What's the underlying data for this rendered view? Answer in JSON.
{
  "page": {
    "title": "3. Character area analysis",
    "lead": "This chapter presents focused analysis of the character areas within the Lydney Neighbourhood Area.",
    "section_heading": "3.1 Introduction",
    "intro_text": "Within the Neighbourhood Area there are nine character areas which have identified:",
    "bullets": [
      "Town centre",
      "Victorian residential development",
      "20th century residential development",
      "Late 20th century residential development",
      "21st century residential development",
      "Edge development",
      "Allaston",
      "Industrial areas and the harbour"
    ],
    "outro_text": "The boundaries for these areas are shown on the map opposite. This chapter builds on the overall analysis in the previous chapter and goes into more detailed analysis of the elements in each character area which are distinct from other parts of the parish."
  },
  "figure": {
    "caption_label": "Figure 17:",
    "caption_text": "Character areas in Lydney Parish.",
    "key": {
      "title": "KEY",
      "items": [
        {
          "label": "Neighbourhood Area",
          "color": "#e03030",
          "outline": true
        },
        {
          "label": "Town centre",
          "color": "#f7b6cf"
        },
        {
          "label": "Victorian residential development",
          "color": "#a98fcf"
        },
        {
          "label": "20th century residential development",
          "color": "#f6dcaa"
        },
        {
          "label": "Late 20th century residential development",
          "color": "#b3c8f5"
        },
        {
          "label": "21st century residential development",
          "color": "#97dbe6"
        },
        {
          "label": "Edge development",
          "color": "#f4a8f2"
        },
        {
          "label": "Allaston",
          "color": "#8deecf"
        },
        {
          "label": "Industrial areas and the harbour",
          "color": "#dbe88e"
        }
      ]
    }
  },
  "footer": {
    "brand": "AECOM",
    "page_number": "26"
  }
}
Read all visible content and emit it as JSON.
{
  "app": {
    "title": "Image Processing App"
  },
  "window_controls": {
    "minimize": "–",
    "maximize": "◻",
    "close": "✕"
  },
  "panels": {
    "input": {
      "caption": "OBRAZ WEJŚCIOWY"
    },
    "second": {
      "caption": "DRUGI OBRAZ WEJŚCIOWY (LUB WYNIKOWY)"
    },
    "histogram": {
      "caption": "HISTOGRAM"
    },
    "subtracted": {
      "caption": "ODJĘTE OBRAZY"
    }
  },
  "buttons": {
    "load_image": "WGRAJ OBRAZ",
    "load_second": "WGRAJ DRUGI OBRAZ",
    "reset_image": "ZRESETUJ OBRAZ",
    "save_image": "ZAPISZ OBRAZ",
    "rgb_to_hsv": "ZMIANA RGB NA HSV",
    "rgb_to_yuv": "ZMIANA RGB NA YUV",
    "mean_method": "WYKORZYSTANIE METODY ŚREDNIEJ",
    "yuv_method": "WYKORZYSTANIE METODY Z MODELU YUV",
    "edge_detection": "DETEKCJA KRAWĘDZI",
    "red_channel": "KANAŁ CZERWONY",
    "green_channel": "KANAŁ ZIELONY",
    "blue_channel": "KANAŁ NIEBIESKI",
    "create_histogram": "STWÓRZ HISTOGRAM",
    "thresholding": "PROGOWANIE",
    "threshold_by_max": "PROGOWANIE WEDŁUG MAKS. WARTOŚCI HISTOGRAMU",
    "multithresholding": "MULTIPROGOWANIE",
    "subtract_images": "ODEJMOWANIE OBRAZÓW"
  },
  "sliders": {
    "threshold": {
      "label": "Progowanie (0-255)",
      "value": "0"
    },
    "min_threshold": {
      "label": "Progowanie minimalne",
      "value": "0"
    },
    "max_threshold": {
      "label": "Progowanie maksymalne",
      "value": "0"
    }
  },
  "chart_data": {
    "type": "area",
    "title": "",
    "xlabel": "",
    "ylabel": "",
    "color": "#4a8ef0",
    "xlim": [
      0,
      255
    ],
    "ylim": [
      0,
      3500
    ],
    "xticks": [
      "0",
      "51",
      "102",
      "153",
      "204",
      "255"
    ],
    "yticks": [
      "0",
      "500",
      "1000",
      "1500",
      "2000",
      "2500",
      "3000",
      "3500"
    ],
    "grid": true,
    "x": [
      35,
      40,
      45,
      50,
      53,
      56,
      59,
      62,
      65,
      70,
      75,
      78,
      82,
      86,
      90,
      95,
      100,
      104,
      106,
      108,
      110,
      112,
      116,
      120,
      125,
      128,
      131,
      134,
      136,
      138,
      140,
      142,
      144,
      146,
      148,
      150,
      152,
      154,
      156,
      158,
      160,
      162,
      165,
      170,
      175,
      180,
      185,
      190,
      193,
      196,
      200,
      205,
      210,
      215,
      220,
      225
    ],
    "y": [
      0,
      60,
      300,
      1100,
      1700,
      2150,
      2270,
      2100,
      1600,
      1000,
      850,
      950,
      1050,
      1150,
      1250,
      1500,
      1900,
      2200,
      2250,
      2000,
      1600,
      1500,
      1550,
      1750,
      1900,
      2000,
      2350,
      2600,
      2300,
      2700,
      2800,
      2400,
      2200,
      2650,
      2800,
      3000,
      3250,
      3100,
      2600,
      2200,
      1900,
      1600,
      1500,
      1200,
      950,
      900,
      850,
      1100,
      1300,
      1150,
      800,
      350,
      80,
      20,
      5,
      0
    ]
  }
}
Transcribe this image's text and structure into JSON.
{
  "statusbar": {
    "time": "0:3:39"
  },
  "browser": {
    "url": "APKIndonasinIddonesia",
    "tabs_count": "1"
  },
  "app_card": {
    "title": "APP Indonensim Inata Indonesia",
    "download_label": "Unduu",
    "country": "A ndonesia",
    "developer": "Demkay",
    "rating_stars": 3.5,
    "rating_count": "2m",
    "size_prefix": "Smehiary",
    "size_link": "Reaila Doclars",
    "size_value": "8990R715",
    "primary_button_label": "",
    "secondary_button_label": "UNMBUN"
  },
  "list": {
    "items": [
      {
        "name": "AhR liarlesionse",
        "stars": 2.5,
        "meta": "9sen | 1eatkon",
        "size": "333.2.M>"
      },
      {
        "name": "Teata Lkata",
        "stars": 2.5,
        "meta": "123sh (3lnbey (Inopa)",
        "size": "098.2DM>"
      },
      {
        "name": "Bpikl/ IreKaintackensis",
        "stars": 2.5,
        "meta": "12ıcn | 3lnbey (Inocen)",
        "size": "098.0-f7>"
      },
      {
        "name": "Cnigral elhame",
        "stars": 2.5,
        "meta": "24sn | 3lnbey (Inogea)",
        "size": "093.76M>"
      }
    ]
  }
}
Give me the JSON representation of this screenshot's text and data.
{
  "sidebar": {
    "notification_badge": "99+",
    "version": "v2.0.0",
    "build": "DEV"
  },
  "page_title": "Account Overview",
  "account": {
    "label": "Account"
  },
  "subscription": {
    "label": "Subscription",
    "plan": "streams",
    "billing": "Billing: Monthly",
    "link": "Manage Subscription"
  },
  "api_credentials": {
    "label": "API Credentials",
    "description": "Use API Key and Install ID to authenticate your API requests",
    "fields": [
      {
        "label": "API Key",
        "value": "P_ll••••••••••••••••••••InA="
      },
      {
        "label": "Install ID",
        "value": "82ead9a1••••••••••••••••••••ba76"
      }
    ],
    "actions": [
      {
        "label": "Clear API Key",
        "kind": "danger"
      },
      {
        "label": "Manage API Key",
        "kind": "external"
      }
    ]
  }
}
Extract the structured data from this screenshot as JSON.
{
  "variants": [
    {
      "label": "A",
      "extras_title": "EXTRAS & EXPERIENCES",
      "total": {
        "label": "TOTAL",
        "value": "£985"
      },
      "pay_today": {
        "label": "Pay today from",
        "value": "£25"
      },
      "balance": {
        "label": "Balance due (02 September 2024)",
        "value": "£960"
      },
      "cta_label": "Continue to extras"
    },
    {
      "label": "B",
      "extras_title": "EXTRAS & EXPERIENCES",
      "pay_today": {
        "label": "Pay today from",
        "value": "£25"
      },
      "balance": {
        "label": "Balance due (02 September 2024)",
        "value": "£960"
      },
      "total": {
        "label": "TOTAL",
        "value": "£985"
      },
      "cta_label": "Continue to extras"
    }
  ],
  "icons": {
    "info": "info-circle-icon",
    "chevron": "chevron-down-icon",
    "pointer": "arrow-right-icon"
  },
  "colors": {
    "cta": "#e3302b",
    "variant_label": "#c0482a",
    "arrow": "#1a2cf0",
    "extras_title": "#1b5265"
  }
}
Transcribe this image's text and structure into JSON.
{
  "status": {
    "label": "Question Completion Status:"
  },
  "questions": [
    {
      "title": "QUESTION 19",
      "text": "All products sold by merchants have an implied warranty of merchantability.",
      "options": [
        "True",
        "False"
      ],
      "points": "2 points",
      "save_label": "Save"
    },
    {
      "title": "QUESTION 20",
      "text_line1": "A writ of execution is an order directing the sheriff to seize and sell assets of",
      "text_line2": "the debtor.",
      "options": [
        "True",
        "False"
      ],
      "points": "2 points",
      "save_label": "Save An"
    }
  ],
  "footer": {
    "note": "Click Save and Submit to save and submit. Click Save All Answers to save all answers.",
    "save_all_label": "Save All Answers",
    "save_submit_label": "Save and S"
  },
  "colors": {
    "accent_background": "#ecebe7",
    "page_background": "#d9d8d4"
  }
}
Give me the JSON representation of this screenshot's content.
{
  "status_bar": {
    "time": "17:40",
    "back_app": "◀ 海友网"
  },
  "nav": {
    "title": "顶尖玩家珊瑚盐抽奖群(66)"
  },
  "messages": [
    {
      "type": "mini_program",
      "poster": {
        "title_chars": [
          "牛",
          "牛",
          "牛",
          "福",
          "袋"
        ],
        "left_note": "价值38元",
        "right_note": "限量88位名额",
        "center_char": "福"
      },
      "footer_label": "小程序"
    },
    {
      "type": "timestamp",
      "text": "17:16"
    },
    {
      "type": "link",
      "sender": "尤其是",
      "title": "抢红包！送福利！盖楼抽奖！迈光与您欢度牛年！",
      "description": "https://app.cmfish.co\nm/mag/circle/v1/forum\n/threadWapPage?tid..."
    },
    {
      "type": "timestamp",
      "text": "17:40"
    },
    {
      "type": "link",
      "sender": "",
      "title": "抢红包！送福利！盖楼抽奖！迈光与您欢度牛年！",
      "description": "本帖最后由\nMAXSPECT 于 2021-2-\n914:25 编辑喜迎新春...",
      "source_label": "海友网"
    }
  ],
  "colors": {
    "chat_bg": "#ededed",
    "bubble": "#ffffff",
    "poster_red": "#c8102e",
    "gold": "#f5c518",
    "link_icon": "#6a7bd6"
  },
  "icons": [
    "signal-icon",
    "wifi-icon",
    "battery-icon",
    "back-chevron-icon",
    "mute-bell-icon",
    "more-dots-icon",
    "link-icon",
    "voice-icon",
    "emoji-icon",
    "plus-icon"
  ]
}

___

*Goal of the exercise*
Report each line in the data that holds the word "WYKORZYSTANIE".

*Task output*
    "mean_method": "WYKORZYSTANIE METODY ŚREDNIEJ",
    "yuv_method": "WYKORZYSTANIE METODY Z MODELU YUV",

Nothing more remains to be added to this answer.